• **Written request**: Below is a block of records; reproduce all of them exactly and leave out any pictures.

• **Data entries**:
· · · ·
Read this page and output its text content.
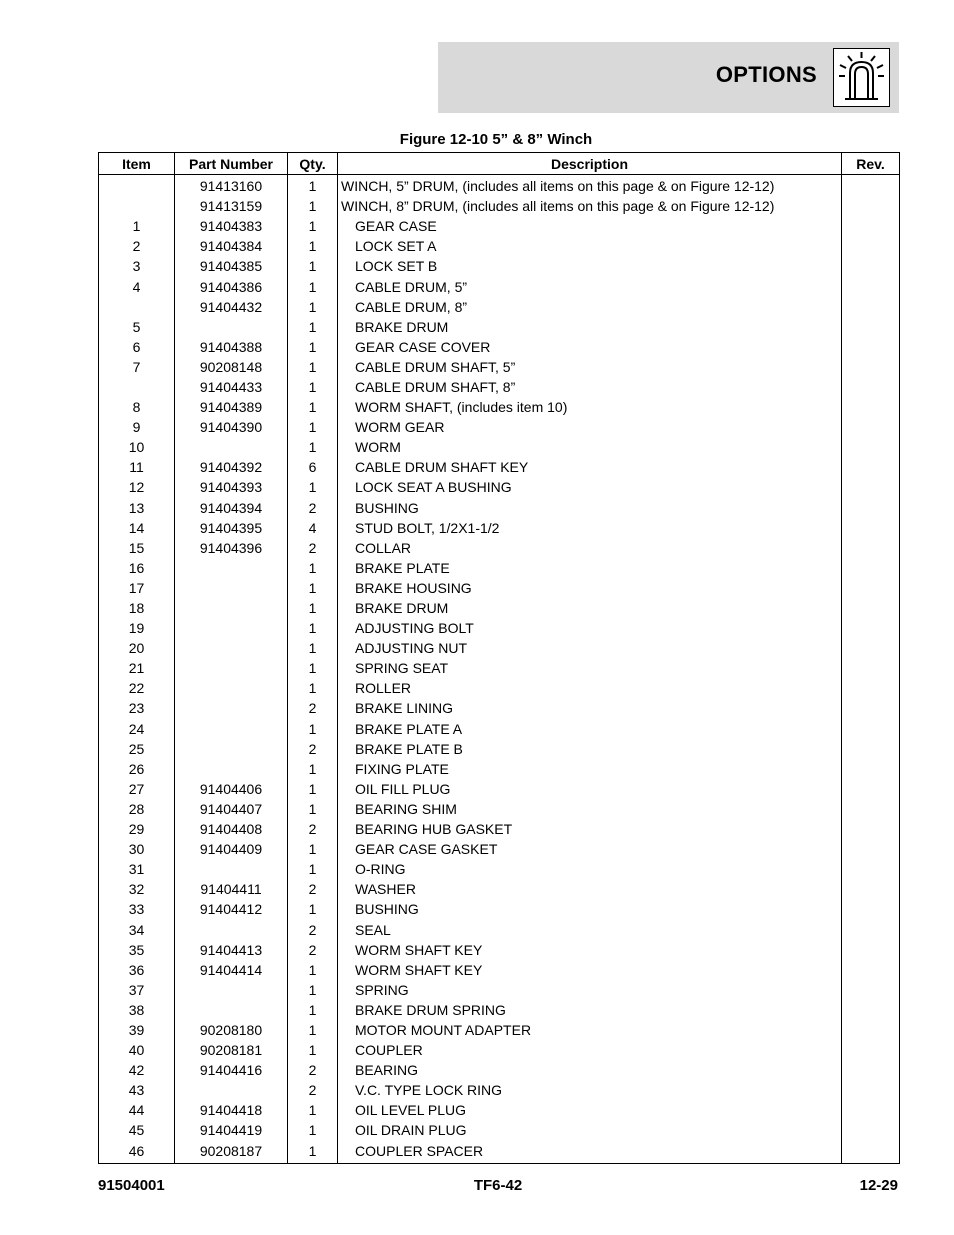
OPTIONS
Figure 12-10 5” & 8” Winch
Item	Part Number	Qty.	Description	Rev.
	91413160	1	WINCH, 5” DRUM, (includes all items on this page & on Figure 12-12)	
	91413159	1	WINCH, 8” DRUM, (includes all items on this page & on Figure 12-12)	
1	91404383	1	GEAR CASE	
2	91404384	1	LOCK SET A	
3	91404385	1	LOCK SET B	
4	91404386	1	CABLE DRUM, 5”	
	91404432	1	CABLE DRUM, 8”	
5		1	BRAKE DRUM	
6	91404388	1	GEAR CASE COVER	
7	90208148	1	CABLE DRUM SHAFT, 5”	
	91404433	1	CABLE DRUM SHAFT, 8”	
8	91404389	1	WORM SHAFT, (includes item 10)	
9	91404390	1	WORM GEAR	
10		1	WORM	
11	91404392	6	CABLE DRUM SHAFT KEY	
12	91404393	1	LOCK SEAT A BUSHING	
13	91404394	2	BUSHING	
14	91404395	4	STUD BOLT, 1/2X1-1/2	
15	91404396	2	COLLAR	
16		1	BRAKE PLATE	
17		1	BRAKE HOUSING	
18		1	BRAKE DRUM	
19		1	ADJUSTING BOLT	
20		1	ADJUSTING NUT	
21		1	SPRING SEAT	
22		1	ROLLER	
23		2	BRAKE LINING	
24		1	BRAKE PLATE A	
25		2	BRAKE PLATE B	
26		1	FIXING PLATE	
27	91404406	1	OIL FILL PLUG	
28	91404407	1	BEARING SHIM	
29	91404408	2	BEARING HUB GASKET	
30	91404409	1	GEAR CASE GASKET	
31		1	O-RING	
32	91404411	2	WASHER	
33	91404412	1	BUSHING	
34		2	SEAL	
35	91404413	2	WORM SHAFT KEY	
36	91404414	1	WORM SHAFT KEY	
37		1	SPRING	
38		1	BRAKE DRUM SPRING	
39	90208180	1	MOTOR MOUNT ADAPTER	
40	90208181	1	COUPLER	
42	91404416	2	BEARING	
43		2	V.C. TYPE LOCK RING	
44	91404418	1	OIL LEVEL PLUG	
45	91404419	1	OIL DRAIN PLUG	
46	90208187	1	COUPLER SPACER	
91504001	TF6-42	12-29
· · · ·
• **Response to the task**:
Read this page and output its text content.
OPTIONS
Figure 12-10 5” & 8” Winch
Item	Part Number	Qty.	Description	Rev.
	91413160	1	WINCH, 5” DRUM, (includes all items on this page & on Figure 12-12)	
	91413159	1	WINCH, 8” DRUM, (includes all items on this page & on Figure 12-12)	
1	91404383	1	GEAR CASE	
2	91404384	1	LOCK SET A	
3	91404385	1	LOCK SET B	
4	91404386	1	CABLE DRUM, 5”	
	91404432	1	CABLE DRUM, 8”	
5		1	BRAKE DRUM	
6	91404388	1	GEAR CASE COVER	
7	90208148	1	CABLE DRUM SHAFT, 5”	
	91404433	1	CABLE DRUM SHAFT, 8”	
8	91404389	1	WORM SHAFT, (includes item 10)	
9	91404390	1	WORM GEAR	
10		1	WORM	
11	91404392	6	CABLE DRUM SHAFT KEY	
12	91404393	1	LOCK SEAT A BUSHING	
13	91404394	2	BUSHING	
14	91404395	4	STUD BOLT, 1/2X1-1/2	
15	91404396	2	COLLAR	
16		1	BRAKE PLATE	
17		1	BRAKE HOUSING	
18		1	BRAKE DRUM	
19		1	ADJUSTING BOLT	
20		1	ADJUSTING NUT	
21		1	SPRING SEAT	
22		1	ROLLER	
23		2	BRAKE LINING	
24		1	BRAKE PLATE A	
25		2	BRAKE PLATE B	
26		1	FIXING PLATE	
27	91404406	1	OIL FILL PLUG	
28	91404407	1	BEARING SHIM	
29	91404408	2	BEARING HUB GASKET	
30	91404409	1	GEAR CASE GASKET	
31		1	O-RING	
32	91404411	2	WASHER	
33	91404412	1	BUSHING	
34		2	SEAL	
35	91404413	2	WORM SHAFT KEY	
36	91404414	1	WORM SHAFT KEY	
37		1	SPRING	
38		1	BRAKE DRUM SPRING	
39	90208180	1	MOTOR MOUNT ADAPTER	
40	90208181	1	COUPLER	
42	91404416	2	BEARING	
43		2	V.C. TYPE LOCK RING	
44	91404418	1	OIL LEVEL PLUG	
45	91404419	1	OIL DRAIN PLUG	
46	90208187	1	COUPLER SPACER	
91504001	TF6-42	12-29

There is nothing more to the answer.